#### Directive
Below is a set of records. Repeat all of them exactly.

[Recorded data]
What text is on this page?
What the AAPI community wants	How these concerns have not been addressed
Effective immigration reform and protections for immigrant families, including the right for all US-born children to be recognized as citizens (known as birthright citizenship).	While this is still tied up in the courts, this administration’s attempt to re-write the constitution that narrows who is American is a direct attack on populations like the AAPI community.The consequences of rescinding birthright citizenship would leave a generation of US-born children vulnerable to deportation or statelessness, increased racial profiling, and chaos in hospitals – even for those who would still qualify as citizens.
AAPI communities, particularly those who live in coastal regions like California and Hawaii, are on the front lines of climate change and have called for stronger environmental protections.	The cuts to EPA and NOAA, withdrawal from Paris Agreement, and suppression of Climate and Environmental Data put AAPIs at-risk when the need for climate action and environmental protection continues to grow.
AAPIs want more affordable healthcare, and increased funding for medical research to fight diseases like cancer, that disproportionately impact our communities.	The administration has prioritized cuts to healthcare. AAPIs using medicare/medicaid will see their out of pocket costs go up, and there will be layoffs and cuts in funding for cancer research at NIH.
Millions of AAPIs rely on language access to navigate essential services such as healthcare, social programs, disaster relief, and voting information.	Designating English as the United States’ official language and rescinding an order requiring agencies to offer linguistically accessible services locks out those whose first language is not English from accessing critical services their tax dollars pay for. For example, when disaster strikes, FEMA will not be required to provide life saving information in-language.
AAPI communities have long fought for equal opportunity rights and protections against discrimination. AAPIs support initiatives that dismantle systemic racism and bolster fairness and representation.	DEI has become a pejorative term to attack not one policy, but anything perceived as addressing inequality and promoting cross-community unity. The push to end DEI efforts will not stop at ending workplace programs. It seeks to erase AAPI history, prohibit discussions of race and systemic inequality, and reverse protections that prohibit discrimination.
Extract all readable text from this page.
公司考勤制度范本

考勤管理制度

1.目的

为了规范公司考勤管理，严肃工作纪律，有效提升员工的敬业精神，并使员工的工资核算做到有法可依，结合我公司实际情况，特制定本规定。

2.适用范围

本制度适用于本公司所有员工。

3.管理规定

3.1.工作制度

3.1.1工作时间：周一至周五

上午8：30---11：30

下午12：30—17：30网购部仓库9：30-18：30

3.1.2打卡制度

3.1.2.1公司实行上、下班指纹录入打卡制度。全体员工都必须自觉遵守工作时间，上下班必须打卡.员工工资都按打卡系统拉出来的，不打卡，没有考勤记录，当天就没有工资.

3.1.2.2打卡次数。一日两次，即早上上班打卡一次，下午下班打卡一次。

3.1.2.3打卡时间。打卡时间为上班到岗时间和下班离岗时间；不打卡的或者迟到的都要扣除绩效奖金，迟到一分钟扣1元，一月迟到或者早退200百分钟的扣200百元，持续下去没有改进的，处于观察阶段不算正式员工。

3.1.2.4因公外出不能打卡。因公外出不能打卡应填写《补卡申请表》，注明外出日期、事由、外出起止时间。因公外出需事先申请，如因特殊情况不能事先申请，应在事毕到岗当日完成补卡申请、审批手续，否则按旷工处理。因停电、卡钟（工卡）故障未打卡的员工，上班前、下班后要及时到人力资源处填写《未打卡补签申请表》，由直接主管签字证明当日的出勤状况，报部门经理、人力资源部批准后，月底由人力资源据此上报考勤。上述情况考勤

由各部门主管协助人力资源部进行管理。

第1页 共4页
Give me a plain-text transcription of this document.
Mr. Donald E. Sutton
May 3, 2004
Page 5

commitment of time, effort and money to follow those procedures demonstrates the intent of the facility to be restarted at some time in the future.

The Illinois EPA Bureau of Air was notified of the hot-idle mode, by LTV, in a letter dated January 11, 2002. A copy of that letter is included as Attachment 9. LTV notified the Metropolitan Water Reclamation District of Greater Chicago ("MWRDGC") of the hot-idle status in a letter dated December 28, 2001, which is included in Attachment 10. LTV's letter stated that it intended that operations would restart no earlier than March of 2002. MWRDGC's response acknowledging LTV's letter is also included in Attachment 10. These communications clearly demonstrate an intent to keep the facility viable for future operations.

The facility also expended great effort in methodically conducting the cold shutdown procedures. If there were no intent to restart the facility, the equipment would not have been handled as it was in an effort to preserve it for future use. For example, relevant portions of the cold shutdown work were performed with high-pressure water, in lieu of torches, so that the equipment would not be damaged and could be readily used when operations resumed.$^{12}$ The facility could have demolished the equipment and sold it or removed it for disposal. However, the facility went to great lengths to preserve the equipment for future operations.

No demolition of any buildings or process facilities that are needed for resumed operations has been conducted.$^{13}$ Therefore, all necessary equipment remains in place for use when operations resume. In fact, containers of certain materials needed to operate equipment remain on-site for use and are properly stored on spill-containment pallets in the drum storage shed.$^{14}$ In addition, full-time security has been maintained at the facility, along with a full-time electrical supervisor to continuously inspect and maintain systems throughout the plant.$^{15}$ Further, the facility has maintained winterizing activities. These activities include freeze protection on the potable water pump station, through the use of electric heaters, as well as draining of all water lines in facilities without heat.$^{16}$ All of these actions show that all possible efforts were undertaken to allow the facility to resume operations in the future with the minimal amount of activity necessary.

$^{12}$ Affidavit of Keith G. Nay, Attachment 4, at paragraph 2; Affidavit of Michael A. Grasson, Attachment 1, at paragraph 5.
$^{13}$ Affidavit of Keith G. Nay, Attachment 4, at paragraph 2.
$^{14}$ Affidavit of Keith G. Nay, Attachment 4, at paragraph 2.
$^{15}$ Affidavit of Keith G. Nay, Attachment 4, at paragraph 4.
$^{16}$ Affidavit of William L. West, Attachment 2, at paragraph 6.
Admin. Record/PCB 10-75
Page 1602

#### Written response
What text is on this page?
What the AAPI community wants	How these concerns have not been addressed
Effective immigration reform and protections for immigrant families, including the right for all US-born children to be recognized as citizens (known as birthright citizenship).	While this is still tied up in the courts, this administration’s attempt to re-write the constitution that narrows who is American is a direct attack on populations like the AAPI community.The consequences of rescinding birthright citizenship would leave a generation of US-born children vulnerable to deportation or statelessness, increased racial profiling, and chaos in hospitals – even for those who would still qualify as citizens.
AAPI communities, particularly those who live in coastal regions like California and Hawaii, are on the front lines of climate change and have called for stronger environmental protections.	The cuts to EPA and NOAA, withdrawal from Paris Agreement, and suppression of Climate and Environmental Data put AAPIs at-risk when the need for climate action and environmental protection continues to grow.
AAPIs want more affordable healthcare, and increased funding for medical research to fight diseases like cancer, that disproportionately impact our communities.	The administration has prioritized cuts to healthcare. AAPIs using medicare/medicaid will see their out of pocket costs go up, and there will be layoffs and cuts in funding for cancer research at NIH.
Millions of AAPIs rely on language access to navigate essential services such as healthcare, social programs, disaster relief, and voting information.	Designating English as the United States’ official language and rescinding an order requiring agencies to offer linguistically accessible services locks out those whose first language is not English from accessing critical services their tax dollars pay for. For example, when disaster strikes, FEMA will not be required to provide life saving information in-language.
AAPI communities have long fought for equal opportunity rights and protections against discrimination. AAPIs support initiatives that dismantle systemic racism and bolster fairness and representation.	DEI has become a pejorative term to attack not one policy, but anything perceived as addressing inequality and promoting cross-community unity. The push to end DEI efforts will not stop at ending workplace programs. It seeks to erase AAPI history, prohibit discussions of race and systemic inequality, and reverse protections that prohibit discrimination.
Extract all readable text from this page.
公司考勤制度范本

考勤管理制度

1.目的

为了规范公司考勤管理，严肃工作纪律，有效提升员工的敬业精神，并使员工的工资核算做到有法可依，结合我公司实际情况，特制定本规定。

2.适用范围

本制度适用于本公司所有员工。

3.管理规定

3.1.工作制度

3.1.1工作时间：周一至周五

上午8：30---11：30

下午12：30—17：30网购部仓库9：30-18：30

3.1.2打卡制度

3.1.2.1公司实行上、下班指纹录入打卡制度。全体员工都必须自觉遵守工作时间，上下班必须打卡.员工工资都按打卡系统拉出来的，不打卡，没有考勤记录，当天就没有工资.

3.1.2.2打卡次数。一日两次，即早上上班打卡一次，下午下班打卡一次。

3.1.2.3打卡时间。打卡时间为上班到岗时间和下班离岗时间；不打卡的或者迟到的都要扣除绩效奖金，迟到一分钟扣1元，一月迟到或者早退200百分钟的扣200百元，持续下去没有改进的，处于观察阶段不算正式员工。

3.1.2.4因公外出不能打卡。因公外出不能打卡应填写《补卡申请表》，注明外出日期、事由、外出起止时间。因公外出需事先申请，如因特殊情况不能事先申请，应在事毕到岗当日完成补卡申请、审批手续，否则按旷工处理。因停电、卡钟（工卡）故障未打卡的员工，上班前、下班后要及时到人力资源处填写《未打卡补签申请表》，由直接主管签字证明当日的出勤状况，报部门经理、人力资源部批准后，月底由人力资源据此上报考勤。上述情况考勤

由各部门主管协助人力资源部进行管理。

第1页 共4页
Give me a plain-text transcription of this document.
Mr. Donald E. Sutton
May 3, 2004
Page 5

commitment of time, effort and money to follow those procedures demonstrates the intent of the facility to be restarted at some time in the future.

The Illinois EPA Bureau of Air was notified of the hot-idle mode, by LTV, in a letter dated January 11, 2002. A copy of that letter is included as Attachment 9. LTV notified the Metropolitan Water Reclamation District of Greater Chicago ("MWRDGC") of the hot-idle status in a letter dated December 28, 2001, which is included in Attachment 10. LTV's letter stated that it intended that operations would restart no earlier than March of 2002. MWRDGC's response acknowledging LTV's letter is also included in Attachment 10. These communications clearly demonstrate an intent to keep the facility viable for future operations.

The facility also expended great effort in methodically conducting the cold shutdown procedures. If there were no intent to restart the facility, the equipment would not have been handled as it was in an effort to preserve it for future use. For example, relevant portions of the cold shutdown work were performed with high-pressure water, in lieu of torches, so that the equipment would not be damaged and could be readily used when operations resumed.$^{12}$ The facility could have demolished the equipment and sold it or removed it for disposal. However, the facility went to great lengths to preserve the equipment for future operations.

No demolition of any buildings or process facilities that are needed for resumed operations has been conducted.$^{13}$ Therefore, all necessary equipment remains in place for use when operations resume. In fact, containers of certain materials needed to operate equipment remain on-site for use and are properly stored on spill-containment pallets in the drum storage shed.$^{14}$ In addition, full-time security has been maintained at the facility, along with a full-time electrical supervisor to continuously inspect and maintain systems throughout the plant.$^{15}$ Further, the facility has maintained winterizing activities. These activities include freeze protection on the potable water pump station, through the use of electric heaters, as well as draining of all water lines in facilities without heat.$^{16}$ All of these actions show that all possible efforts were undertaken to allow the facility to resume operations in the future with the minimal amount of activity necessary.

$^{12}$ Affidavit of Keith G. Nay, Attachment 4, at paragraph 2; Affidavit of Michael A. Grasson, Attachment 1, at paragraph 5.
$^{13}$ Affidavit of Keith G. Nay, Attachment 4, at paragraph 2.
$^{14}$ Affidavit of Keith G. Nay, Attachment 4, at paragraph 2.
$^{15}$ Affidavit of Keith G. Nay, Attachment 4, at paragraph 4.
$^{16}$ Affidavit of William L. West, Attachment 2, at paragraph 6.
Admin. Record/PCB 10-75
Page 1602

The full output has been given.